▶ RECORDS FOR THE EXERCISE
-----

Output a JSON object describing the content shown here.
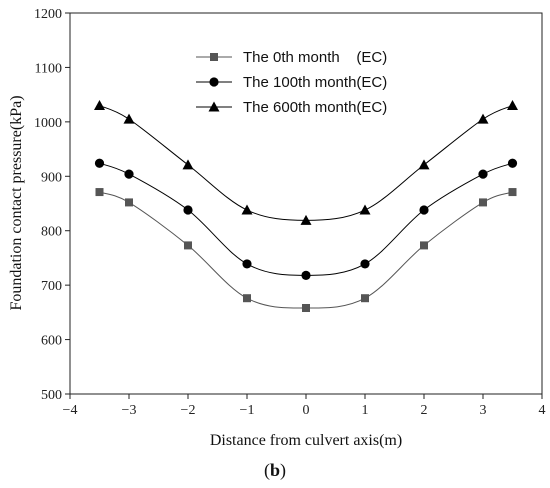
{
  "chart_data": {
    "type": "line",
    "xlabel": "Distance from culvert axis(m)",
    "ylabel": "Foundation contact pressure(kPa)",
    "xlim": [
      -4,
      4
    ],
    "ylim": [
      500,
      1200
    ],
    "xticks": [
      -4,
      -3,
      -2,
      -1,
      0,
      1,
      2,
      3,
      4
    ],
    "xtick_labels": [
      "−4",
      "−3",
      "−2",
      "−1",
      "0",
      "1",
      "2",
      "3",
      "4"
    ],
    "yticks": [
      500,
      600,
      700,
      800,
      900,
      1000,
      1100,
      1200
    ],
    "ytick_labels": [
      "500",
      "600",
      "700",
      "800",
      "900",
      "1000",
      "1100",
      "1200"
    ],
    "x": [
      -3.5,
      -3,
      -2,
      -1,
      0,
      1,
      2,
      3,
      3.5
    ],
    "series": [
      {
        "name": "The 0th month    (EC)",
        "marker": "square",
        "color": "#555555",
        "values": [
          871,
          852,
          773,
          676,
          658,
          676,
          773,
          852,
          871
        ]
      },
      {
        "name": "The 100th month(EC)",
        "marker": "circle",
        "color": "#000000",
        "values": [
          924,
          904,
          838,
          739,
          718,
          739,
          838,
          904,
          924
        ]
      },
      {
        "name": "The 600th month(EC)",
        "marker": "triangle",
        "color": "#000000",
        "values": [
          1030,
          1005,
          921,
          838,
          819,
          838,
          921,
          1005,
          1030
        ]
      }
    ],
    "legend_position": "top-center",
    "grid": false
  },
  "caption": {
    "open": "(",
    "letter": "b",
    "close": ")"
  }
}
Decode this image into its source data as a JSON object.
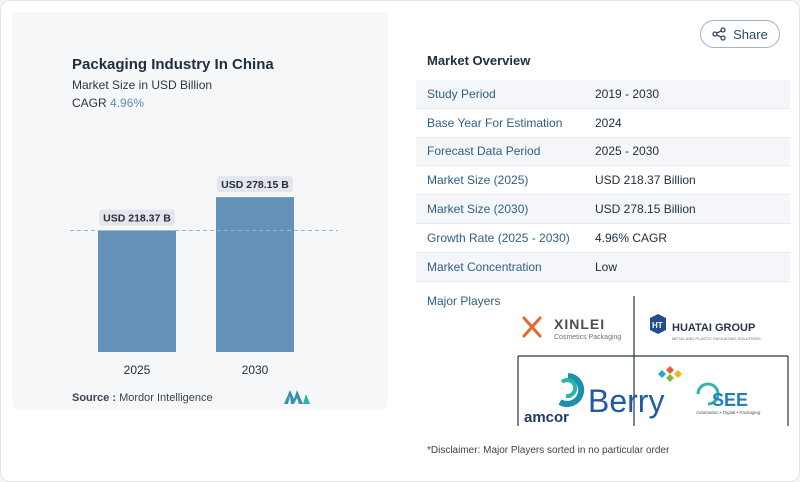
{
  "header": {
    "share_label": "Share"
  },
  "chart_data": {
    "type": "bar",
    "title": "Packaging Industry In China",
    "subtitle": "Market Size in USD Billion",
    "cagr_label": "CAGR",
    "cagr_value": "4.96%",
    "categories": [
      "2025",
      "2030"
    ],
    "values": [
      218.37,
      278.15
    ],
    "data_labels": [
      "USD 218.37 B",
      "USD 278.15 B"
    ],
    "colors": {
      "bar": "#6591b8",
      "bar_top": "#6f9bc2",
      "label_bg": "#e3e7ec",
      "dashed": "#8aa2b6"
    }
  },
  "source": {
    "label": "Source :",
    "value": "Mordor Intelligence"
  },
  "overview": {
    "title": "Market Overview",
    "rows": [
      {
        "label": "Study Period",
        "value": "2019 - 2030"
      },
      {
        "label": "Base Year For Estimation",
        "value": "2024"
      },
      {
        "label": "Forecast Data Period",
        "value": "2025 - 2030"
      },
      {
        "label": "Market Size (2025)",
        "value": "USD 218.37 Billion"
      },
      {
        "label": "Market Size (2030)",
        "value": "USD 278.15 Billion"
      },
      {
        "label": "Growth Rate (2025 - 2030)",
        "value": "4.96% CAGR"
      },
      {
        "label": "Market Concentration",
        "value": "Low"
      }
    ],
    "players_title": "Major Players",
    "players": [
      {
        "name": "XINLEI",
        "tagline": "Cosmetics Packaging"
      },
      {
        "name": "HUATAI GROUP",
        "mark": "HT",
        "tagline": "METAL AND PLASTIC PACKAGING SOLUTIONS"
      },
      {
        "name": "amcor"
      },
      {
        "name": "Berry"
      },
      {
        "name": "SEE",
        "tagline": "Automation • Digital • Packaging"
      }
    ],
    "disclaimer": "*Disclaimer: Major Players sorted in no particular order"
  }
}
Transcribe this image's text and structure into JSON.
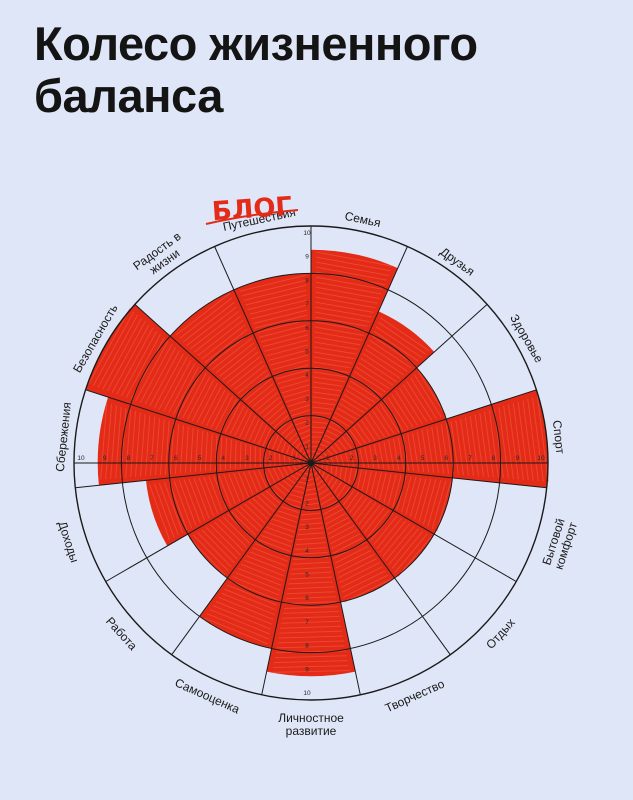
{
  "title": {
    "line1": "Колесо жизненного",
    "line2": "баланса"
  },
  "handwritten_note": "БЛОГ",
  "colors": {
    "background": "#dfe6f7",
    "ink": "#1a1a1a",
    "scribble": "#e32b17"
  },
  "scale": {
    "min": 0,
    "max": 10,
    "ticks": [
      1,
      2,
      3,
      4,
      5,
      6,
      7,
      8,
      9,
      10
    ]
  },
  "segments": [
    {
      "name": "Семья",
      "value": 9
    },
    {
      "name": "Друзья",
      "value": 7
    },
    {
      "name": "Здоровье",
      "value": 6
    },
    {
      "name": "Спорт",
      "value": 10
    },
    {
      "name": "Бытовой комфорт",
      "value": 6
    },
    {
      "name": "Отдых",
      "value": 6
    },
    {
      "name": "Творчество",
      "value": 6
    },
    {
      "name": "Личностное развитие",
      "value": 9
    },
    {
      "name": "Самооценка",
      "value": 8
    },
    {
      "name": "Работа",
      "value": 6
    },
    {
      "name": "Доходы",
      "value": 7
    },
    {
      "name": "Сбережения",
      "value": 9
    },
    {
      "name": "Безопасность",
      "value": 10
    },
    {
      "name": "Радость в жизни",
      "value": 8
    },
    {
      "name": "Путешествия",
      "value": 8
    }
  ]
}
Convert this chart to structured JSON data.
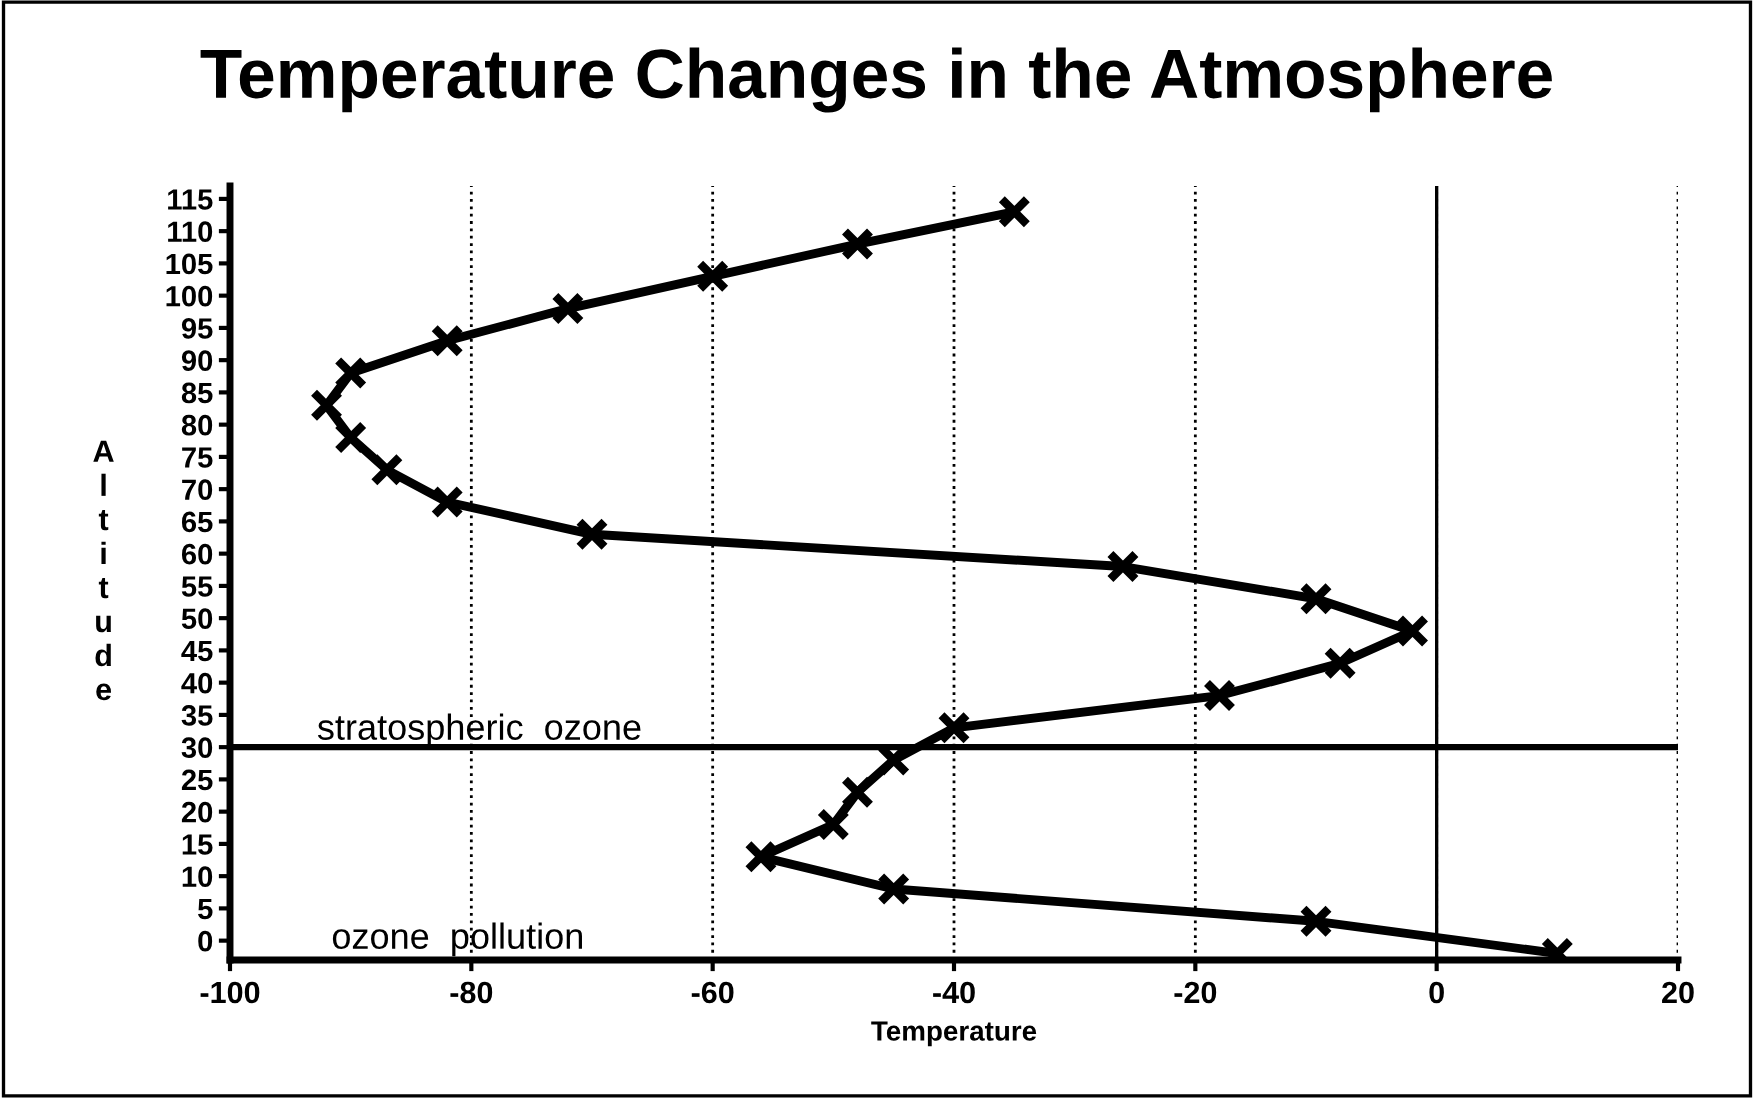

-----

▶ YOUR INSTRUCTIONS
Quote the entries above word for word. Leave the images out.

▶ COMPLETE ANSWER
Output a JSON object describing the content shown here.
{
  "chart_data": {
    "type": "line",
    "xlabel": "Distance from culvert axis(m)",
    "ylabel": "Foundation contact pressure(kPa)",
    "xlim": [
      -4,
      4
    ],
    "ylim": [
      500,
      1200
    ],
    "xticks": [
      -4,
      -3,
      -2,
      -1,
      0,
      1,
      2,
      3,
      4
    ],
    "xtick_labels": [
      "−4",
      "−3",
      "−2",
      "−1",
      "0",
      "1",
      "2",
      "3",
      "4"
    ],
    "yticks": [
      500,
      600,
      700,
      800,
      900,
      1000,
      1100,
      1200
    ],
    "ytick_labels": [
      "500",
      "600",
      "700",
      "800",
      "900",
      "1000",
      "1100",
      "1200"
    ],
    "x": [
      -3.5,
      -3,
      -2,
      -1,
      0,
      1,
      2,
      3,
      3.5
    ],
    "series": [
      {
        "name": "The 0th month    (EC)",
        "marker": "square",
        "color": "#555555",
        "values": [
          871,
          852,
          773,
          676,
          658,
          676,
          773,
          852,
          871
        ]
      },
      {
        "name": "The 100th month(EC)",
        "marker": "circle",
        "color": "#000000",
        "values": [
          924,
          904,
          838,
          739,
          718,
          739,
          838,
          904,
          924
        ]
      },
      {
        "name": "The 600th month(EC)",
        "marker": "triangle",
        "color": "#000000",
        "values": [
          1030,
          1005,
          921,
          838,
          819,
          838,
          921,
          1005,
          1030
        ]
      }
    ],
    "legend_position": "top-center",
    "grid": false
  },
  "caption": {
    "open": "(",
    "letter": "b",
    "close": ")"
  }
}
Decode this image into its source data as a JSON object.
{
  "header": {
    "share_label": "Share"
  },
  "chart_data": {
    "type": "bar",
    "title": "Packaging Industry In China",
    "subtitle": "Market Size in USD Billion",
    "cagr_label": "CAGR",
    "cagr_value": "4.96%",
    "categories": [
      "2025",
      "2030"
    ],
    "values": [
      218.37,
      278.15
    ],
    "data_labels": [
      "USD 218.37 B",
      "USD 278.15 B"
    ],
    "colors": {
      "bar": "#6591b8",
      "bar_top": "#6f9bc2",
      "label_bg": "#e3e7ec",
      "dashed": "#8aa2b6"
    }
  },
  "source": {
    "label": "Source :",
    "value": "Mordor Intelligence"
  },
  "overview": {
    "title": "Market Overview",
    "rows": [
      {
        "label": "Study Period",
        "value": "2019 - 2030"
      },
      {
        "label": "Base Year For Estimation",
        "value": "2024"
      },
      {
        "label": "Forecast Data Period",
        "value": "2025 - 2030"
      },
      {
        "label": "Market Size (2025)",
        "value": "USD 218.37 Billion"
      },
      {
        "label": "Market Size (2030)",
        "value": "USD 278.15 Billion"
      },
      {
        "label": "Growth Rate (2025 - 2030)",
        "value": "4.96% CAGR"
      },
      {
        "label": "Market Concentration",
        "value": "Low"
      }
    ],
    "players_title": "Major Players",
    "players": [
      {
        "name": "XINLEI",
        "tagline": "Cosmetics Packaging"
      },
      {
        "name": "HUATAI GROUP",
        "mark": "HT",
        "tagline": "METAL AND PLASTIC PACKAGING SOLUTIONS"
      },
      {
        "name": "amcor"
      },
      {
        "name": "Berry"
      },
      {
        "name": "SEE",
        "tagline": "Automation • Digital • Packaging"
      }
    ],
    "disclaimer": "*Disclaimer: Major Players sorted in no particular order"
  }
}
Transcribe this image's text and structure into JSON.
{
  "title": {
    "line1": "Колесо жизненного",
    "line2": "баланса"
  },
  "handwritten_note": "БЛОГ",
  "colors": {
    "background": "#dfe6f7",
    "ink": "#1a1a1a",
    "scribble": "#e32b17"
  },
  "scale": {
    "min": 0,
    "max": 10,
    "ticks": [
      1,
      2,
      3,
      4,
      5,
      6,
      7,
      8,
      9,
      10
    ]
  },
  "segments": [
    {
      "name": "Семья",
      "value": 9
    },
    {
      "name": "Друзья",
      "value": 7
    },
    {
      "name": "Здоровье",
      "value": 6
    },
    {
      "name": "Спорт",
      "value": 10
    },
    {
      "name": "Бытовой комфорт",
      "value": 6
    },
    {
      "name": "Отдых",
      "value": 6
    },
    {
      "name": "Творчество",
      "value": 6
    },
    {
      "name": "Личностное развитие",
      "value": 9
    },
    {
      "name": "Самооценка",
      "value": 8
    },
    {
      "name": "Работа",
      "value": 6
    },
    {
      "name": "Доходы",
      "value": 7
    },
    {
      "name": "Сбережения",
      "value": 9
    },
    {
      "name": "Безопасность",
      "value": 10
    },
    {
      "name": "Радость в жизни",
      "value": 8
    },
    {
      "name": "Путешествия",
      "value": 8
    }
  ]
}
Convert this chart to structured JSON data.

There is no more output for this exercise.